──────── THE DATA
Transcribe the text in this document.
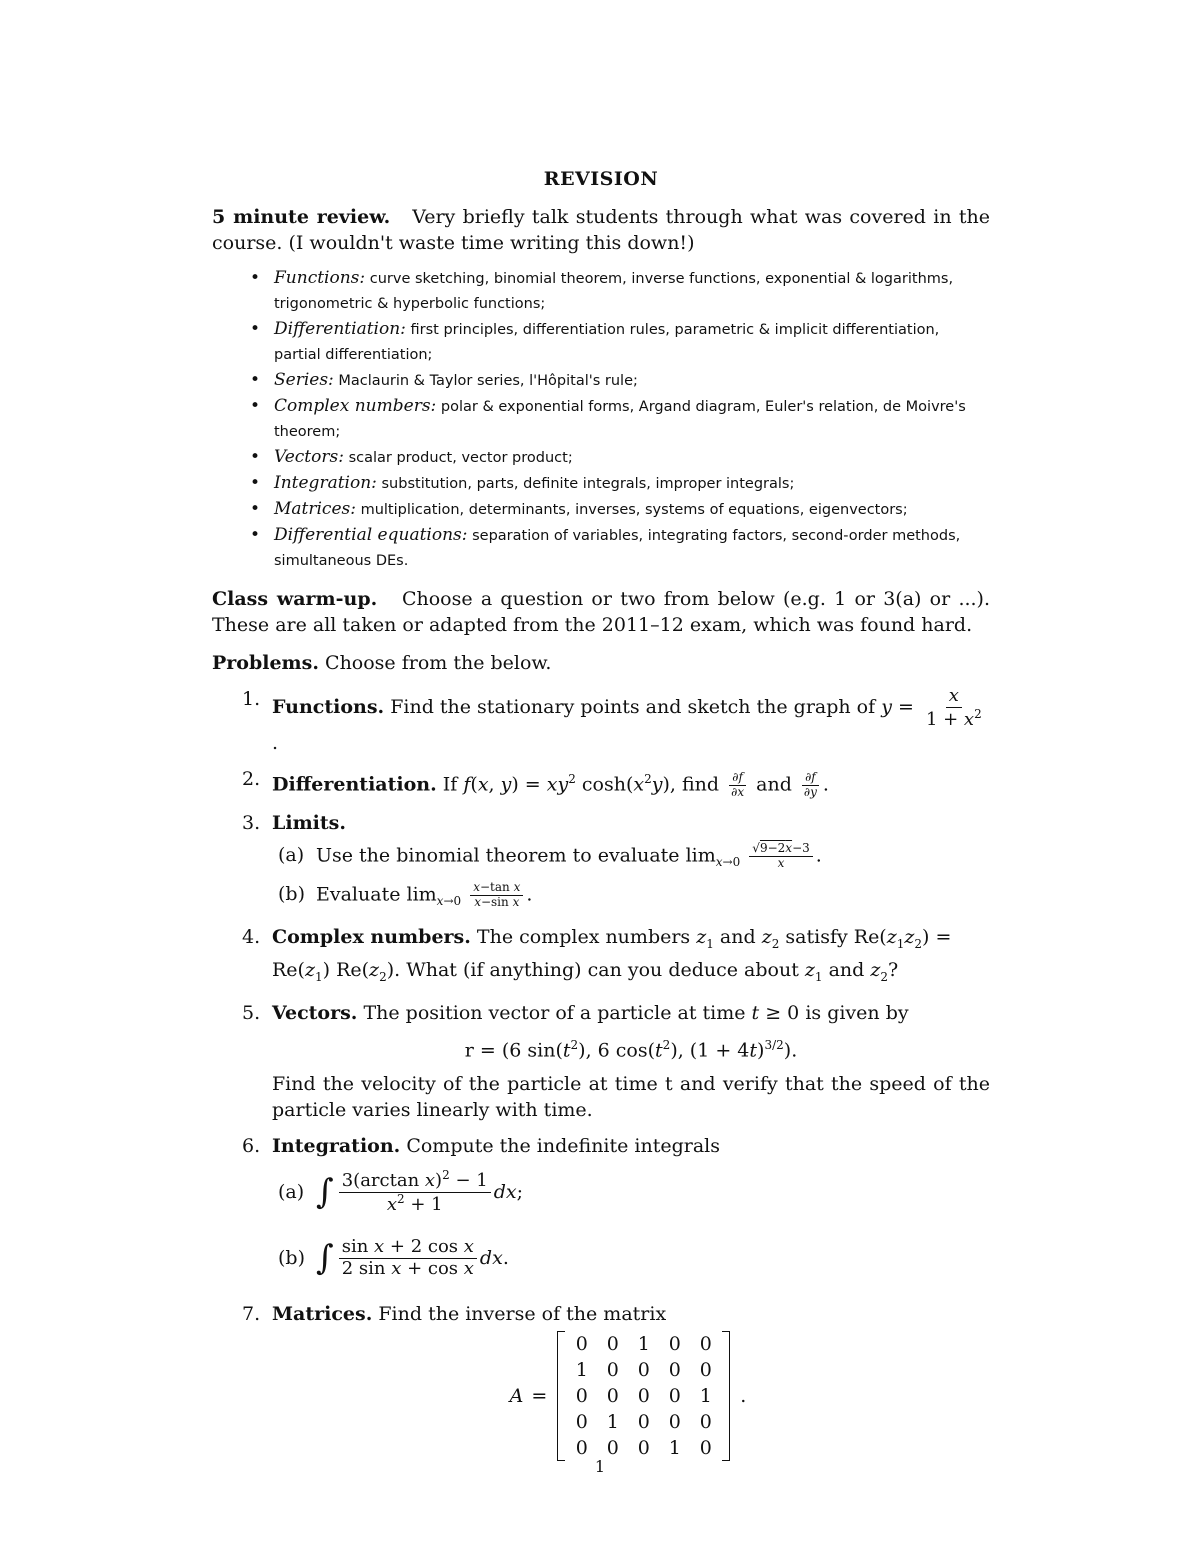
REVISION

5 minute review. Very briefly talk students through what was covered in the course. (I wouldn't waste time writing this down!)

• Functions: curve sketching, binomial theorem, inverse functions, exponential & logarithms, trigonometric & hyperbolic functions;
• Differentiation: first principles, differentiation rules, parametric & implicit differentiation, partial differentiation;
• Series: Maclaurin & Taylor series, l'Hôpital's rule;
• Complex numbers: polar & exponential forms, Argand diagram, Euler's relation, de Moivre's theorem;
• Vectors: scalar product, vector product;
• Integration: substitution, parts, definite integrals, improper integrals;
• Matrices: multiplication, determinants, inverses, systems of equations, eigenvectors;
• Differential equations: separation of variables, integrating factors, second-order methods, simultaneous DEs.

Class warm-up. Choose a question or two from below (e.g. 1 or 3(a) or ...). These are all taken or adapted from the 2011–12 exam, which was found hard.

Problems. Choose from the below.

1. Functions. Find the stationary points and sketch the graph of $y = \frac{x}{1 + x^2}$
.
2. Differentiation. If f(x, $y) = xy^2$ $\cosh(x^2y)$, find $\frac{\partial f}{\partial x}$ and $\frac{\partial f}{\partial y}$ .
3. Limits.
(a) Use the binomial theorem to evaluate $\lim_{x\to 0} \frac{√9-2x-3}{x}$ .
(b) Evaluate $\lim_{x\to 0} \frac{\text{x−tan x}}{\text{x−sin x}}$ .
4. Complex numbers. The complex numbers $z_1$ and $z_2$ satisfy $Re(z_1z_2) = Re(z_1)$ $Re(z_2)$. What (if anything) can you deduce about $z_1$ and $z_2$?
5. Vectors. The position vector of a particle at time t ≥ 0 is given by
r = (6 $\sin(t^2)$, 6 $\cos(t^2)$, $(1 + 4t)^{3/2}$).
Find the velocity of the particle at time t and verify that the speed of the particle varies linearly with time.
6. Integration. Compute the indefinite integrals
(a) ∫ $\frac{3(\arctan x)^2 - 1}{x^2 + 1}$ dx ;
(b) ∫ $\frac{\text{sin x + 2 cos x}}{\text{2 sin x + cos x}}$ dx .
7. Matrices. Find the inverse of the matrix
A =
0 0 1 0 0
1 0 0 0 0
0 0 0 0 1
0 1 0 0 0
0 0 0 1 0
.
1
────────────────
WRITTEN PROBLEM —
Print every entry above again without changing a word, and omit the pictures.

WRITTEN REPLY —
Transcribe the text in this document.
REVISION

5 minute review. Very briefly talk students through what was covered in the course. (I wouldn't waste time writing this down!)

• Functions: curve sketching, binomial theorem, inverse functions, exponential & logarithms, trigonometric & hyperbolic functions;
• Differentiation: first principles, differentiation rules, parametric & implicit differentiation, partial differentiation;
• Series: Maclaurin & Taylor series, l'Hôpital's rule;
• Complex numbers: polar & exponential forms, Argand diagram, Euler's relation, de Moivre's theorem;
• Vectors: scalar product, vector product;
• Integration: substitution, parts, definite integrals, improper integrals;
• Matrices: multiplication, determinants, inverses, systems of equations, eigenvectors;
• Differential equations: separation of variables, integrating factors, second-order methods, simultaneous DEs.

Class warm-up. Choose a question or two from below (e.g. 1 or 3(a) or ...). These are all taken or adapted from the 2011–12 exam, which was found hard.

Problems. Choose from the below.

1. Functions. Find the stationary points and sketch the graph of $y = \frac{x}{1 + x^2}$
.
2. Differentiation. If f(x, $y) = xy^2$ $\cosh(x^2y)$, find $\frac{\partial f}{\partial x}$ and $\frac{\partial f}{\partial y}$ .
3. Limits.
(a) Use the binomial theorem to evaluate $\lim_{x\to 0} \frac{√9-2x-3}{x}$ .
(b) Evaluate $\lim_{x\to 0} \frac{\text{x−tan x}}{\text{x−sin x}}$ .
4. Complex numbers. The complex numbers $z_1$ and $z_2$ satisfy $Re(z_1z_2) = Re(z_1)$ $Re(z_2)$. What (if anything) can you deduce about $z_1$ and $z_2$?
5. Vectors. The position vector of a particle at time t ≥ 0 is given by
r = (6 $\sin(t^2)$, 6 $\cos(t^2)$, $(1 + 4t)^{3/2}$).
Find the velocity of the particle at time t and verify that the speed of the particle varies linearly with time.
6. Integration. Compute the indefinite integrals
(a) ∫ $\frac{3(\arctan x)^2 - 1}{x^2 + 1}$ dx ;
(b) ∫ $\frac{\text{sin x + 2 cos x}}{\text{2 sin x + cos x}}$ dx .
7. Matrices. Find the inverse of the matrix
A =
0 0 1 0 0
1 0 0 0 0
0 0 0 0 1
0 1 0 0 0
0 0 0 1 0
.
1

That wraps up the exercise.